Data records
-.-.-

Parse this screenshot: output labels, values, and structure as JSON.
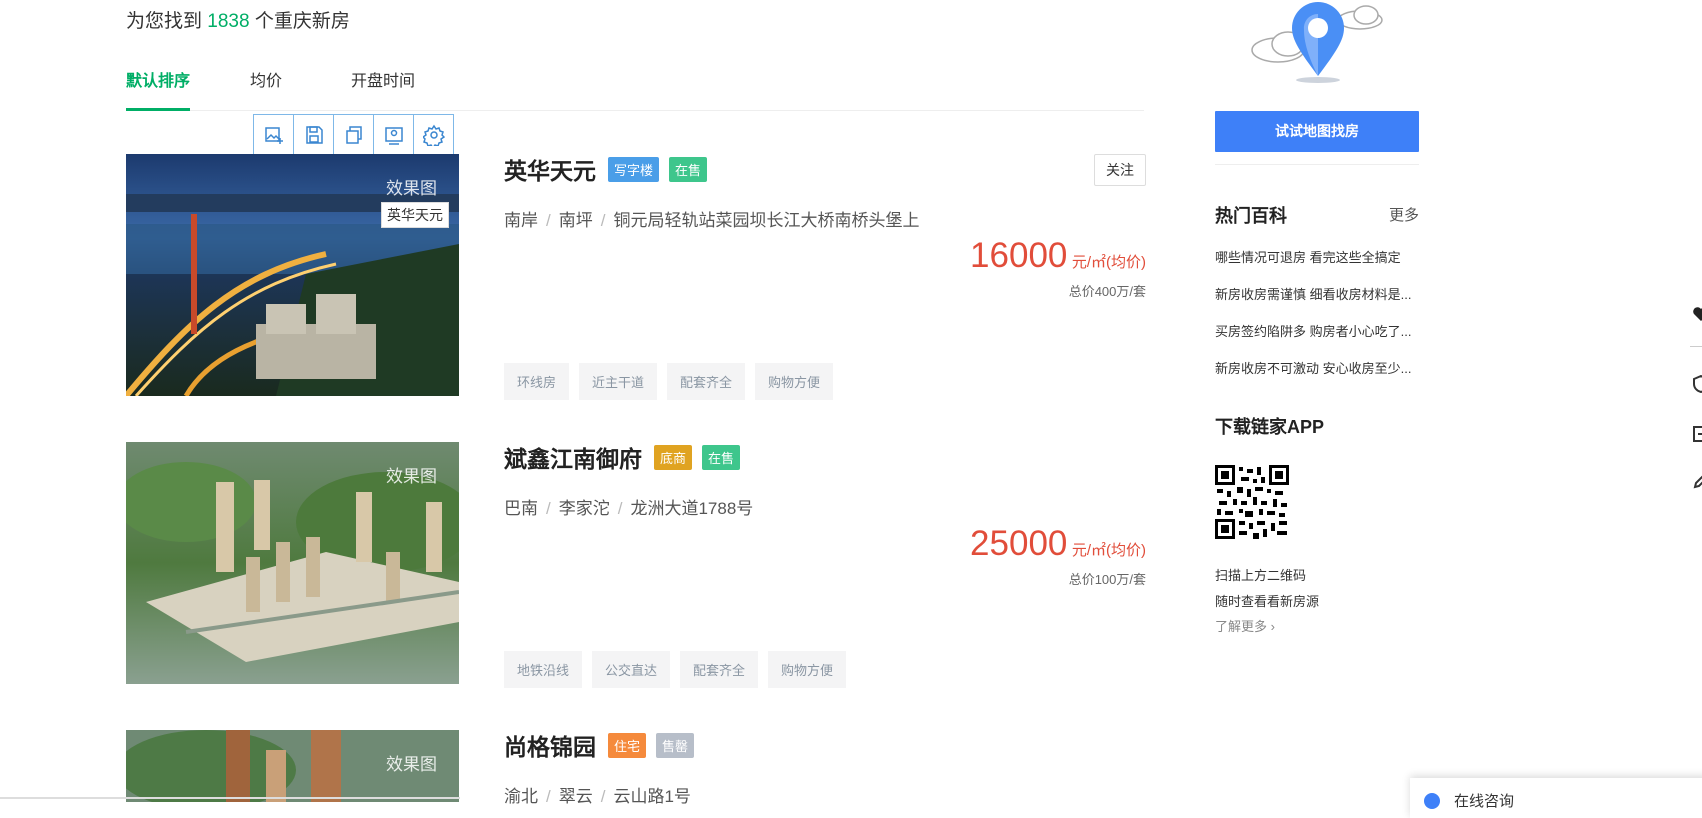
{
  "header": {
    "prefix": "为您找到",
    "count": "1838",
    "suffix": "个重庆新房"
  },
  "sort_tabs": [
    {
      "label": "默认排序",
      "active": true
    },
    {
      "label": "均价",
      "active": false
    },
    {
      "label": "开盘时间",
      "active": false
    }
  ],
  "image_toolbar": [
    "add-image-icon",
    "save-icon",
    "copy-icon",
    "image-edit-icon",
    "gear-icon"
  ],
  "listings": [
    {
      "img_label": "效果图",
      "img_name": "英华天元",
      "title": "英华天元",
      "tags": [
        {
          "text": "写字楼",
          "color": "#4a9ee8"
        },
        {
          "text": "在售",
          "color": "#3ec68c"
        }
      ],
      "follow": "关注",
      "loc": [
        "南岸",
        "南坪",
        "铜元局轻轨站菜园坝长江大桥南桥头堡上"
      ],
      "price": "16000",
      "unit": "元/㎡(均价)",
      "total": "总价400万/套",
      "features": [
        "环线房",
        "近主干道",
        "配套齐全",
        "购物方便"
      ]
    },
    {
      "img_label": "效果图",
      "title": "斌鑫江南御府",
      "tags": [
        {
          "text": "底商",
          "color": "#e0a321"
        },
        {
          "text": "在售",
          "color": "#3ec68c"
        }
      ],
      "loc": [
        "巴南",
        "李家沱",
        "龙洲大道1788号"
      ],
      "price": "25000",
      "unit": "元/㎡(均价)",
      "total": "总价100万/套",
      "features": [
        "地铁沿线",
        "公交直达",
        "配套齐全",
        "购物方便"
      ]
    },
    {
      "img_label": "效果图",
      "title": "尚格锦园",
      "tags": [
        {
          "text": "住宅",
          "color": "#f58a3c"
        },
        {
          "text": "售罄",
          "color": "#b7bec9"
        }
      ],
      "loc": [
        "渝北",
        "翠云",
        "云山路1号"
      ]
    }
  ],
  "sidebar": {
    "map_button": "试试地图找房",
    "wiki_title": "热门百科",
    "wiki_more": "更多",
    "wiki_items": [
      "哪些情况可退房 看完这些全搞定",
      "新房收房需谨慎 细看收房材料是...",
      "买房签约陷阱多 购房者小心吃了...",
      "新房收房不可激动 安心收房至少..."
    ],
    "app_title": "下载链家APP",
    "scan_lines": [
      "扫描上方二维码",
      "随时查看看新房源"
    ],
    "learn_more": "了解更多"
  },
  "side_icons": [
    "heart-icon",
    "shield-icon",
    "login-icon",
    "edit-icon"
  ],
  "chat": {
    "label": "在线咨询"
  },
  "colors": {
    "green": "#00ae66",
    "price_red": "#e14d3a",
    "blue_button": "#3e80f8"
  }
}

-.-.-

- [What you have to do] Skip every picture and transcribe the data above exactly.

- [The output]
Parse this screenshot: output labels, values, and structure as JSON.
{
  "header": {
    "prefix": "为您找到",
    "count": "1838",
    "suffix": "个重庆新房"
  },
  "sort_tabs": [
    {
      "label": "默认排序",
      "active": true
    },
    {
      "label": "均价",
      "active": false
    },
    {
      "label": "开盘时间",
      "active": false
    }
  ],
  "image_toolbar": [
    "add-image-icon",
    "save-icon",
    "copy-icon",
    "image-edit-icon",
    "gear-icon"
  ],
  "listings": [
    {
      "img_label": "效果图",
      "img_name": "英华天元",
      "title": "英华天元",
      "tags": [
        {
          "text": "写字楼",
          "color": "#4a9ee8"
        },
        {
          "text": "在售",
          "color": "#3ec68c"
        }
      ],
      "follow": "关注",
      "loc": [
        "南岸",
        "南坪",
        "铜元局轻轨站菜园坝长江大桥南桥头堡上"
      ],
      "price": "16000",
      "unit": "元/㎡(均价)",
      "total": "总价400万/套",
      "features": [
        "环线房",
        "近主干道",
        "配套齐全",
        "购物方便"
      ]
    },
    {
      "img_label": "效果图",
      "title": "斌鑫江南御府",
      "tags": [
        {
          "text": "底商",
          "color": "#e0a321"
        },
        {
          "text": "在售",
          "color": "#3ec68c"
        }
      ],
      "loc": [
        "巴南",
        "李家沱",
        "龙洲大道1788号"
      ],
      "price": "25000",
      "unit": "元/㎡(均价)",
      "total": "总价100万/套",
      "features": [
        "地铁沿线",
        "公交直达",
        "配套齐全",
        "购物方便"
      ]
    },
    {
      "img_label": "效果图",
      "title": "尚格锦园",
      "tags": [
        {
          "text": "住宅",
          "color": "#f58a3c"
        },
        {
          "text": "售罄",
          "color": "#b7bec9"
        }
      ],
      "loc": [
        "渝北",
        "翠云",
        "云山路1号"
      ]
    }
  ],
  "sidebar": {
    "map_button": "试试地图找房",
    "wiki_title": "热门百科",
    "wiki_more": "更多",
    "wiki_items": [
      "哪些情况可退房 看完这些全搞定",
      "新房收房需谨慎 细看收房材料是...",
      "买房签约陷阱多 购房者小心吃了...",
      "新房收房不可激动 安心收房至少..."
    ],
    "app_title": "下载链家APP",
    "scan_lines": [
      "扫描上方二维码",
      "随时查看看新房源"
    ],
    "learn_more": "了解更多"
  },
  "side_icons": [
    "heart-icon",
    "shield-icon",
    "login-icon",
    "edit-icon"
  ],
  "chat": {
    "label": "在线咨询"
  },
  "colors": {
    "green": "#00ae66",
    "price_red": "#e14d3a",
    "blue_button": "#3e80f8"
  }
}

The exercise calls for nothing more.